> _Goal_
All of the entries need to be written out again, exactly as they are.

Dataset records

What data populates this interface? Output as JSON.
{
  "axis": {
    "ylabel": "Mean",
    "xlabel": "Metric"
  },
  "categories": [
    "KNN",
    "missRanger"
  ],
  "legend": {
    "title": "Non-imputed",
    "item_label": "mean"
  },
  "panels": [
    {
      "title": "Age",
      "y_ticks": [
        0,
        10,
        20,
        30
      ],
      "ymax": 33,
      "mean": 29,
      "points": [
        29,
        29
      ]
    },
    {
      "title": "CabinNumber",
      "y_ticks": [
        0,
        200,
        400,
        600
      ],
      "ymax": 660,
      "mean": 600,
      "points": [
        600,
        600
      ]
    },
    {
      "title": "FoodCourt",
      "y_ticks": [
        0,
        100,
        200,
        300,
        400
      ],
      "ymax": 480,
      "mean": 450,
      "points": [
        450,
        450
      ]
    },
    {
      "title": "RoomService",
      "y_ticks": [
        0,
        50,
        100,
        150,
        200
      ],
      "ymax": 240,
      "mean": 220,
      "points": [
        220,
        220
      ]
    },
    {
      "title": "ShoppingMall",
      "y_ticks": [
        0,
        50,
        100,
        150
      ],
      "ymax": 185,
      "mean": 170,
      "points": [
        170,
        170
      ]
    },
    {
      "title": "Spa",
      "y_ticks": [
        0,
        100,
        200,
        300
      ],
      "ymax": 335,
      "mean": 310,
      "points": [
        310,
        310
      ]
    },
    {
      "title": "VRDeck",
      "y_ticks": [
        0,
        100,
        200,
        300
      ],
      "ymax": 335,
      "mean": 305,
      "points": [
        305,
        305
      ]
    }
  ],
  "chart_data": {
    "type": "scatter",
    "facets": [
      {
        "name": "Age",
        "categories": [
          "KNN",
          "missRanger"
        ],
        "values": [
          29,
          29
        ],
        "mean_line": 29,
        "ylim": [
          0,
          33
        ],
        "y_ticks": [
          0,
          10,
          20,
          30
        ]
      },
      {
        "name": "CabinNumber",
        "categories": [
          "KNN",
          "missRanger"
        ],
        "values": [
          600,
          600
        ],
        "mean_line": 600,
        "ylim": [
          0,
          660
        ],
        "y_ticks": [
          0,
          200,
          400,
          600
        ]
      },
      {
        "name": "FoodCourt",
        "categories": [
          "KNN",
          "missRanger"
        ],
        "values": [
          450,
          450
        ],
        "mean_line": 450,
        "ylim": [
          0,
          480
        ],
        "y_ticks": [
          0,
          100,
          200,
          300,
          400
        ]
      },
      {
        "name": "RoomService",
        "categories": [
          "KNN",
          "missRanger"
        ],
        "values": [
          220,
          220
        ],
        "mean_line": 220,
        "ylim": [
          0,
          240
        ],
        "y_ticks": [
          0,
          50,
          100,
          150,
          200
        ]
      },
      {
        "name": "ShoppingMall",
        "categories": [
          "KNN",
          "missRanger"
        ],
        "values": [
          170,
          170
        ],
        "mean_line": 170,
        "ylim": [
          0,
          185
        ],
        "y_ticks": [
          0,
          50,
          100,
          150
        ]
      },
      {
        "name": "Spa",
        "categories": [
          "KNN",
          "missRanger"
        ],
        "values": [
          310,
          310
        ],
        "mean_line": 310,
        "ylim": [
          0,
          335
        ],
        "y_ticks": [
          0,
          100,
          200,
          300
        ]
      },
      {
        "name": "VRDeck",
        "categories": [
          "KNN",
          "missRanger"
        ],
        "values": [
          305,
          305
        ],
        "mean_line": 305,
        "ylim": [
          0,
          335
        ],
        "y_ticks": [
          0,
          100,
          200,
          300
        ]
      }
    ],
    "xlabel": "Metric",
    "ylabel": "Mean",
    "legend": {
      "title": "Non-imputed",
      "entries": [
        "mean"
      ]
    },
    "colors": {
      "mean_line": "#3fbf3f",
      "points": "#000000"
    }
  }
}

> _Reply_
What data populates this interface? Output as JSON.
{
  "axis": {
    "ylabel": "Mean",
    "xlabel": "Metric"
  },
  "categories": [
    "KNN",
    "missRanger"
  ],
  "legend": {
    "title": "Non-imputed",
    "item_label": "mean"
  },
  "panels": [
    {
      "title": "Age",
      "y_ticks": [
        0,
        10,
        20,
        30
      ],
      "ymax": 33,
      "mean": 29,
      "points": [
        29,
        29
      ]
    },
    {
      "title": "CabinNumber",
      "y_ticks": [
        0,
        200,
        400,
        600
      ],
      "ymax": 660,
      "mean": 600,
      "points": [
        600,
        600
      ]
    },
    {
      "title": "FoodCourt",
      "y_ticks": [
        0,
        100,
        200,
        300,
        400
      ],
      "ymax": 480,
      "mean": 450,
      "points": [
        450,
        450
      ]
    },
    {
      "title": "RoomService",
      "y_ticks": [
        0,
        50,
        100,
        150,
        200
      ],
      "ymax": 240,
      "mean": 220,
      "points": [
        220,
        220
      ]
    },
    {
      "title": "ShoppingMall",
      "y_ticks": [
        0,
        50,
        100,
        150
      ],
      "ymax": 185,
      "mean": 170,
      "points": [
        170,
        170
      ]
    },
    {
      "title": "Spa",
      "y_ticks": [
        0,
        100,
        200,
        300
      ],
      "ymax": 335,
      "mean": 310,
      "points": [
        310,
        310
      ]
    },
    {
      "title": "VRDeck",
      "y_ticks": [
        0,
        100,
        200,
        300
      ],
      "ymax": 335,
      "mean": 305,
      "points": [
        305,
        305
      ]
    }
  ],
  "chart_data": {
    "type": "scatter",
    "facets": [
      {
        "name": "Age",
        "categories": [
          "KNN",
          "missRanger"
        ],
        "values": [
          29,
          29
        ],
        "mean_line": 29,
        "ylim": [
          0,
          33
        ],
        "y_ticks": [
          0,
          10,
          20,
          30
        ]
      },
      {
        "name": "CabinNumber",
        "categories": [
          "KNN",
          "missRanger"
        ],
        "values": [
          600,
          600
        ],
        "mean_line": 600,
        "ylim": [
          0,
          660
        ],
        "y_ticks": [
          0,
          200,
          400,
          600
        ]
      },
      {
        "name": "FoodCourt",
        "categories": [
          "KNN",
          "missRanger"
        ],
        "values": [
          450,
          450
        ],
        "mean_line": 450,
        "ylim": [
          0,
          480
        ],
        "y_ticks": [
          0,
          100,
          200,
          300,
          400
        ]
      },
      {
        "name": "RoomService",
        "categories": [
          "KNN",
          "missRanger"
        ],
        "values": [
          220,
          220
        ],
        "mean_line": 220,
        "ylim": [
          0,
          240
        ],
        "y_ticks": [
          0,
          50,
          100,
          150,
          200
        ]
      },
      {
        "name": "ShoppingMall",
        "categories": [
          "KNN",
          "missRanger"
        ],
        "values": [
          170,
          170
        ],
        "mean_line": 170,
        "ylim": [
          0,
          185
        ],
        "y_ticks": [
          0,
          50,
          100,
          150
        ]
      },
      {
        "name": "Spa",
        "categories": [
          "KNN",
          "missRanger"
        ],
        "values": [
          310,
          310
        ],
        "mean_line": 310,
        "ylim": [
          0,
          335
        ],
        "y_ticks": [
          0,
          100,
          200,
          300
        ]
      },
      {
        "name": "VRDeck",
        "categories": [
          "KNN",
          "missRanger"
        ],
        "values": [
          305,
          305
        ],
        "mean_line": 305,
        "ylim": [
          0,
          335
        ],
        "y_ticks": [
          0,
          100,
          200,
          300
        ]
      }
    ],
    "xlabel": "Metric",
    "ylabel": "Mean",
    "legend": {
      "title": "Non-imputed",
      "entries": [
        "mean"
      ]
    },
    "colors": {
      "mean_line": "#3fbf3f",
      "points": "#000000"
    }
  }
}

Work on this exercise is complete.